**Problem set**:
1. Please list every span of time, given as a duration, that the passage below on Schock's resignation mentions, leaving out the data that follows it.
2. Pick up the passage below on Schock's resignation after its final sentence and carry it on.

**Source text**:
##########

Schock's resignation will leave Peoria without a congressman for several months until a special election can be called. It also leaves Schock himself in legal limbo, floating on allegations of congressional and campaign misspending.
Schock released the following statement Tuesday afternoon: "Today, I am announcing my resignation as a Member of the United States House of Representatives effective March 31st.
I do this with a heavy heart. Serving the people of the 18th District is the highest and greatest honor I have had in my life. I thank them for their faith in electing me and letting me represent their interests in Washington. I have given them my all over the last six years. I have traveled to all corners of the District to meet with the people I've been fortunate to be able to call my friends and neighbors.
But the constant questions over the last six weeks have proven a great distraction that has made it too difficult for me to serve the people of the 18th District with the high standards that they deserve and which I have set for myself.

##########

**Data extract**:
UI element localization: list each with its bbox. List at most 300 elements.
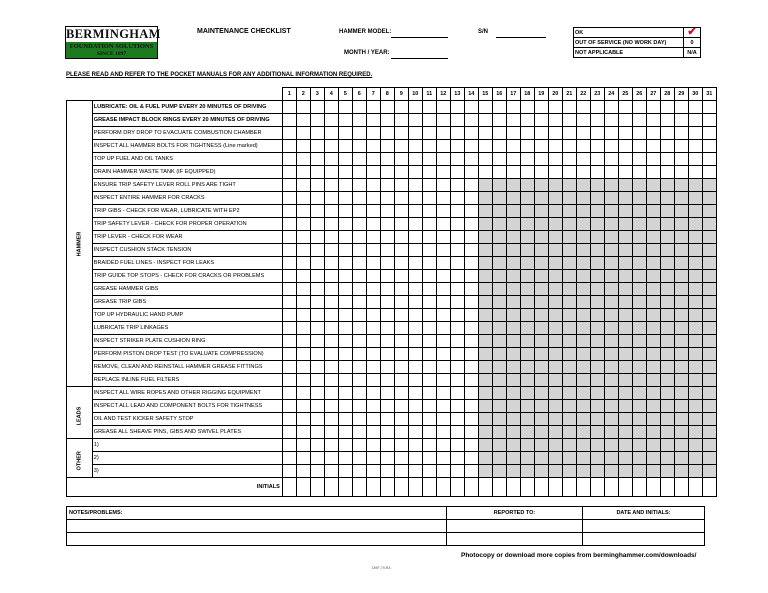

##########

**Answers per task**:
1.
- several months
- the last six years
- the last six weeks

2.
I have always sought to do what's best for my constituents and I thank them for the opportunity to serve."
PHOTOS: Aaron Schock through the years
Although Congressman Schock says his resignation is effective two weeks from today, it would appear he has already called it quits. Congress is in session and Schock voted Monday, but not on Tuesday. He hasn't been seen - only heard from. His written resignation statement was put out to the public even before congressional leaders knew about it.
Schock's standards came into question last month when it was revealed his Capitol Hill office resembled something out of the British high-society TV series "Downton Abbey."
At that time, the 33-year-old congressman flippantly replied that he'd never been "a crusty old white guy."
"When I ran for office, well, I'm different. I came to Congress at 27. I'm not going to, when I go take a personal vacation, I don't sit on the beach, I go do active things. And so, I'm also not going to live in a cave. So when I post an Instagram photo with me with my friends, as Taylor Swift said, 'Haters are gonna hate,'" Schock said at the time.
Schock's vivid public appearances made him an easy target and social media photos Schock has posted of himself in travels around the world became the focus of a House Ethics investigation looking at potential travel spending infractions.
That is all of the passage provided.